Upon Borrower's breach of any covenant or agreement of Borrower in this
Instrument, Lender may apply, in any amout and in any order as Lender shall
determine in Lender's sole discretion, any Funds held by Lender at the time of
application (i) to pay rates, rents, taxes, assessments, insurance premiums and
Other Impositions which are now or will hereafter become due, or (ii) as a
credit against sums secured by this Instrument. Upon payment in full of all
sums secured by this Instrument, Lender shall promptly refund to Borrower any
Funds held by Lender.
3. APPLICATION OF PAYMENTS. Unless applicable law provides otherwise, all
payments received by Lender from Borrower under the Note or this Instrument
shall be applied by Lender in the following order of priority: (i) amounts
payable to Lender by Borrower under paragraph 2 hereof; (ii) interest payable
on the Note; (iii) principal of the Note; (iv) interest payable on advances
made pursuant to paragraph 8 hereof; (v) principal of advances made pursuant
to paragraph 8 hereof; (vi) any other sums secured by this Instrument in such
order as Lender, at Lender's option, may determine; provided, however, that
Lender may, at Lender's option, apply any sums payable pursuant to paragraph
8 hereof prior to interest on and principal of the Note, but such application
shall not otherwise affect the order of priority of application specified in
this paragraph 3.
4. CHARGES; LIENS. Borrower shall pay all water and sewer rates, rents,
taxes, assessments, premiums, and Other Impositions attributable to the
Property at Lender's option in the manner provided under paragraph 2 hereof
or, if not paid in such manner, by Borrower making payment, when due,
directly to the payee thereof, or in such other manner as Lender may designate
in writing. Borrower shall promptly furnish to Lender all notices of amounts
due under this paragraph 4, and in the event Borrower shall make payment
directly, Borrower shall promptly furnish to Lender receipts evidencing such
payments. Borrower shall promptly discharge any lien which has, or may have,
priority over or equality with, the lien of this Instrument, and Borrower
shall pay, when due, the claims of all persons supplying labor or
materials to or in connection with the Property. Without Lender's prior
written permission, Borrower shall not allow any lien inferior to this
Instrument to be perfected against the Property.

RECORD EXCERPTS:
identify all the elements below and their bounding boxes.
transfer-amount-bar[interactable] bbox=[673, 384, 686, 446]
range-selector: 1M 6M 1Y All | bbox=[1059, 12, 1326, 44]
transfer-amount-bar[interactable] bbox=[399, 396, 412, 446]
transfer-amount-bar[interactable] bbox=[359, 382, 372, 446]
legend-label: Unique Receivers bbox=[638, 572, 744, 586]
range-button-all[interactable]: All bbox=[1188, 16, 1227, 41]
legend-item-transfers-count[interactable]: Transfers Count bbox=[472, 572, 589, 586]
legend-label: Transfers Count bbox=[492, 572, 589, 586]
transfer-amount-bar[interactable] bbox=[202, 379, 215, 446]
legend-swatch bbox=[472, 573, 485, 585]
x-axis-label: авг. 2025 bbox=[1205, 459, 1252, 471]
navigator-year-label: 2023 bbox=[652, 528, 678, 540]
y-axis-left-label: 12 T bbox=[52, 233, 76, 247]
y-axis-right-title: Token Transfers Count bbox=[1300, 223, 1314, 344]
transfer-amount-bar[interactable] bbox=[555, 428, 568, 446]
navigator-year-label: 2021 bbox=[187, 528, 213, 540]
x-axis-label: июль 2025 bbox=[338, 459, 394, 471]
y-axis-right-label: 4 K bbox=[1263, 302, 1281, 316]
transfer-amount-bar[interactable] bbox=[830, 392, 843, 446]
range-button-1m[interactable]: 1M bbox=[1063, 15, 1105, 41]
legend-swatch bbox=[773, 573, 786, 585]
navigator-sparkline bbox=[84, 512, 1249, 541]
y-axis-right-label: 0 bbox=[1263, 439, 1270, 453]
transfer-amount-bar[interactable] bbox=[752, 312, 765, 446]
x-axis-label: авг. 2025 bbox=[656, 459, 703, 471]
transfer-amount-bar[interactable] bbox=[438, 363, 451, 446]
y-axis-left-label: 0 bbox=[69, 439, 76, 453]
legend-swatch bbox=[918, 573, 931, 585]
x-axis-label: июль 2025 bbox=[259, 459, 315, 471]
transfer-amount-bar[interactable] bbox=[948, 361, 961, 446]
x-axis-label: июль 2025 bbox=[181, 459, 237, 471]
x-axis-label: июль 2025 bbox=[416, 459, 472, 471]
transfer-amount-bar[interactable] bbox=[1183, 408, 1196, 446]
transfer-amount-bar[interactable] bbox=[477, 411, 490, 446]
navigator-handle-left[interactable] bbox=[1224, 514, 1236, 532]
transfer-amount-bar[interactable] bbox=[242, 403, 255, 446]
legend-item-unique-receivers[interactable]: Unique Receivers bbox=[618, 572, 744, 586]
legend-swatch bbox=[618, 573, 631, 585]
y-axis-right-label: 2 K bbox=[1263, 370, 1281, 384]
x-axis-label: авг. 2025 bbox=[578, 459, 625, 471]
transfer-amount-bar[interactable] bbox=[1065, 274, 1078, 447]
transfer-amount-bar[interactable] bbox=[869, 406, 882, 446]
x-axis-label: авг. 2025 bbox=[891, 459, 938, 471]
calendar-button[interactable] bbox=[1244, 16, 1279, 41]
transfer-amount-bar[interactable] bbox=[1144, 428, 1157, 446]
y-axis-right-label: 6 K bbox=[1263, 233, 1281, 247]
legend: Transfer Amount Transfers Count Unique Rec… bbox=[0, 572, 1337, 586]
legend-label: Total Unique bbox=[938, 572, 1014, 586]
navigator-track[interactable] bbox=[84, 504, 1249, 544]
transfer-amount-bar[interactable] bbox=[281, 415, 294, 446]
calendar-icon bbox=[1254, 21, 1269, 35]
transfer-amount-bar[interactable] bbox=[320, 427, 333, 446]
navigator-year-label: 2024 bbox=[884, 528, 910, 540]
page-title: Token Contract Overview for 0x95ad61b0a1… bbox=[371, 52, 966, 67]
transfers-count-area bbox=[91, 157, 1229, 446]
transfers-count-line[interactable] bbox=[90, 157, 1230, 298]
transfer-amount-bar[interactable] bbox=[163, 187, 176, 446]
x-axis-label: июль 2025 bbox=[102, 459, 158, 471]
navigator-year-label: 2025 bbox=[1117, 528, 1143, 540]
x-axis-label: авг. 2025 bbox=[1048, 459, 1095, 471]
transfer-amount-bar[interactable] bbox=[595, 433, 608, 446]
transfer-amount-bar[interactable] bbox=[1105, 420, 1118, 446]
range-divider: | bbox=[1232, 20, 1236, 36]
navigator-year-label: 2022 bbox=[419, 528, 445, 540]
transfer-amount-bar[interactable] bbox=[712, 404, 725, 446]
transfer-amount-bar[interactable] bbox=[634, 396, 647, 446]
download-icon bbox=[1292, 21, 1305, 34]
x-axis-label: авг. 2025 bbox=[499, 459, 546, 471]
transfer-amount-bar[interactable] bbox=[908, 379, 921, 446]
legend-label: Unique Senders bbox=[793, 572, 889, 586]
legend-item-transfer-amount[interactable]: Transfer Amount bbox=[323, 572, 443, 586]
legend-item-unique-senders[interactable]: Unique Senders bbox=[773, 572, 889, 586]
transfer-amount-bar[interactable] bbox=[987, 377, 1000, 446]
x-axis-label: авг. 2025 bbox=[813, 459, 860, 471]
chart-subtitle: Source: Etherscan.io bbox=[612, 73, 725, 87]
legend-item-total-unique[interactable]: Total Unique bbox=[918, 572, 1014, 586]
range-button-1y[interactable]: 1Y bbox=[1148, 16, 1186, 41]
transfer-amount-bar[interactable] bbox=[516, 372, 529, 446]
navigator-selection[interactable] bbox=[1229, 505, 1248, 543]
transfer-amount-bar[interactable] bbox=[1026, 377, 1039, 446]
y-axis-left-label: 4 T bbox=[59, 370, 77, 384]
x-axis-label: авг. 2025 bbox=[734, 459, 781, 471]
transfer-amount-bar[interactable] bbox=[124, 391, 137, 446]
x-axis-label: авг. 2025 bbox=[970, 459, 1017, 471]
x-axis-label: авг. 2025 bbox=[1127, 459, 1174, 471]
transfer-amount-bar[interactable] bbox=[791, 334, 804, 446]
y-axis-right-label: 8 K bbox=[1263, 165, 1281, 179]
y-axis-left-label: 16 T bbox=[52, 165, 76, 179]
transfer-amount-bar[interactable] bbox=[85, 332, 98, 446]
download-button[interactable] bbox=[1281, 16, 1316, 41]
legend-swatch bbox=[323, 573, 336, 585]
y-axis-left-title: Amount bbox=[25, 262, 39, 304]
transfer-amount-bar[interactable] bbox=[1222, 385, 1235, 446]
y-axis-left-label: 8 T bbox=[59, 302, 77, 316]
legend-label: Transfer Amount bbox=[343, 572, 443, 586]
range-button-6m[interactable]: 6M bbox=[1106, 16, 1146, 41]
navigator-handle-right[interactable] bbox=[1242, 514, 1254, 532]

WORK TO COMPLETE:
Write what comes next in the loan instrument text, starting after its final sentence about liens inferior to the Instrument.

RESULT:
SEE SPECIAL RIDER ATTACHED HERETO
5. HAZARD INSURANCE. Borrower shall keep the improvements now existing or
hereafter erected on the Property insured by carriers at all times satisfactory
to Lender against loss by fire, hazards included within the term "extended
coverage", rent loss and such other hazards, casualties, liabilities and
contingencies as Lender shall require and in such amounts and for such periods
as Lender shall require. All premiums on insurance policies shall be paid, at
Lender's option, in the manner provided under paragraph 2 hereof, or by borrower
making payment, when due, directly to the carrier, or in such other manner as
Lender may designate in writing.
All insurance policies and renewals thereof shall be in a form acceptable
to Lender and shall include a standard mortgage clause in favor of and in form
acceptable to Lender. Lender shall have the right to hold the policies, and
Borrower shall promptly furnish to Lender all renewal notices and all receipts
of paid premiums. At least thirty days prior to the expiration date of a
policy, Borrower shall deliver to Lender a renewal policy in form satisfactory
to Lender.
In the event of loss, Borrower shall give immediate written notice to the
insurance carrier and to Lender. Borrower hereby authorizes and empowers Lender
as attorney-in-fact for Borrower to make proof of loss, to adjust and compromise
any claim under insurance policies, to appear in and prosecute any action
arising from such insurance policies, to collect and receive insurance proceeds,
and to deduct therefrom Lender's expenses incurred in the collection of such
proceeds; provided however, that nothing contained in this paragraph 5 shall
require Lender to incur any expense or take any action hereunder. Borrower
further authorizes Lender, at Lender's option, (a) to hold the balance of such
proceeds to be used to reimburse Borrower for the cost of reconstruction or
repair of the Property or (b) to apply the balance of such proceeds to the
payment of the sums secured by this Instrument, whether or not then due, in the
order of application set forth in paragraph 3 hereof.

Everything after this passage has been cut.